▶ **Directive**:
Put every line of the material below into a JSON list of strings, one string per line, with blank lines left out.

----- Provided information -----

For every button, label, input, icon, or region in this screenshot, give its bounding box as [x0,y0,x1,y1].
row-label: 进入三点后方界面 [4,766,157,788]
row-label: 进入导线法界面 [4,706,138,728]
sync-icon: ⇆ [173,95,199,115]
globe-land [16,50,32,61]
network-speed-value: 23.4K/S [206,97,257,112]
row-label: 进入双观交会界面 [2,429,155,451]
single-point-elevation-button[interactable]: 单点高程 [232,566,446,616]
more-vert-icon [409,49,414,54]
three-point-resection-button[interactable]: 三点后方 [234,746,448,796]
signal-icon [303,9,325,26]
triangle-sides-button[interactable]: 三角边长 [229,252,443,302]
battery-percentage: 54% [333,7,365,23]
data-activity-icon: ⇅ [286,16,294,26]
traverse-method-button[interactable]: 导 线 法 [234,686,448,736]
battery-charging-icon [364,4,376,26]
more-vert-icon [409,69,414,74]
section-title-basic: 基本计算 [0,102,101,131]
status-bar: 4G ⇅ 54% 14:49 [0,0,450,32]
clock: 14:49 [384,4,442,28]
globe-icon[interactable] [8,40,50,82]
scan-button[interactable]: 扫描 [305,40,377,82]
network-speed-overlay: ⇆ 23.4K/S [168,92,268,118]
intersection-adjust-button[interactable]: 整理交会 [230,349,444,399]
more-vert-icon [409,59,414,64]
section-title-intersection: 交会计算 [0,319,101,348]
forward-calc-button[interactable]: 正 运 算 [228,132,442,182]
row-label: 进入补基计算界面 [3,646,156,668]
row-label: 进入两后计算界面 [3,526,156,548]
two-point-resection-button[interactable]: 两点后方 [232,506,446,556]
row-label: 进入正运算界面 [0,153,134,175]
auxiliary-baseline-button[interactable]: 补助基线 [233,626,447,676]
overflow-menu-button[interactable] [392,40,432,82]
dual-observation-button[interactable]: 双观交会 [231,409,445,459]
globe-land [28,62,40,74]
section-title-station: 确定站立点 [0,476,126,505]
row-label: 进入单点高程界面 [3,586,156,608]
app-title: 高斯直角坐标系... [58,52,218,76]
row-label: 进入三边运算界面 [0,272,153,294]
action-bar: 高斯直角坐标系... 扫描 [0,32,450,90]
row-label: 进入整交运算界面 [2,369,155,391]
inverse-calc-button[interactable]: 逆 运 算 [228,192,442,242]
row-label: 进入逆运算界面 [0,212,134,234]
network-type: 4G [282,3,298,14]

-----

▶ **Result for this task**:
[
  "For every button, label, input, icon, or region in this screenshot, give its bounding box as [x0,y0,x1,y1].",
  "row-label: 进入三点后方界面 [4,766,157,788]",
  "row-label: 进入导线法界面 [4,706,138,728]",
  "sync-icon: ⇆ [173,95,199,115]",
  "globe-land [16,50,32,61]",
  "network-speed-value: 23.4K/S [206,97,257,112]",
  "row-label: 进入双观交会界面 [2,429,155,451]",
  "single-point-elevation-button[interactable]: 单点高程 [232,566,446,616]",
  "more-vert-icon [409,49,414,54]",
  "three-point-resection-button[interactable]: 三点后方 [234,746,448,796]",
  "signal-icon [303,9,325,26]",
  "triangle-sides-button[interactable]: 三角边长 [229,252,443,302]",
  "battery-percentage: 54% [333,7,365,23]",
  "data-activity-icon: ⇅ [286,16,294,26]",
  "traverse-method-button[interactable]: 导 线 法 [234,686,448,736]",
  "battery-charging-icon [364,4,376,26]",
  "more-vert-icon [409,69,414,74]",
  "section-title-basic: 基本计算 [0,102,101,131]",
  "status-bar: 4G ⇅ 54% 14:49 [0,0,450,32]",
  "clock: 14:49 [384,4,442,28]",
  "globe-icon[interactable] [8,40,50,82]",
  "scan-button[interactable]: 扫描 [305,40,377,82]",
  "network-speed-overlay: ⇆ 23.4K/S [168,92,268,118]",
  "intersection-adjust-button[interactable]: 整理交会 [230,349,444,399]",
  "more-vert-icon [409,59,414,64]",
  "section-title-intersection: 交会计算 [0,319,101,348]",
  "forward-calc-button[interactable]: 正 运 算 [228,132,442,182]",
  "row-label: 进入补基计算界面 [3,646,156,668]",
  "row-label: 进入两后计算界面 [3,526,156,548]",
  "two-point-resection-button[interactable]: 两点后方 [232,506,446,556]",
  "row-label: 进入正运算界面 [0,153,134,175]",
  "auxiliary-baseline-button[interactable]: 补助基线 [233,626,447,676]",
  "overflow-menu-button[interactable] [392,40,432,82]",
  "dual-observation-button[interactable]: 双观交会 [231,409,445,459]",
  "globe-land [28,62,40,74]",
  "section-title-station: 确定站立点 [0,476,126,505]",
  "row-label: 进入单点高程界面 [3,586,156,608]",
  "app-title: 高斯直角坐标系... [58,52,218,76]",
  "row-label: 进入三边运算界面 [0,272,153,294]",
  "action-bar: 高斯直角坐标系... 扫描 [0,32,450,90]",
  "row-label: 进入整交运算界面 [2,369,155,391]",
  "inverse-calc-button[interactable]: 逆 运 算 [228,192,442,242]",
  "row-label: 进入逆运算界面 [0,212,134,234]",
  "network-type: 4G [282,3,298,14]"
]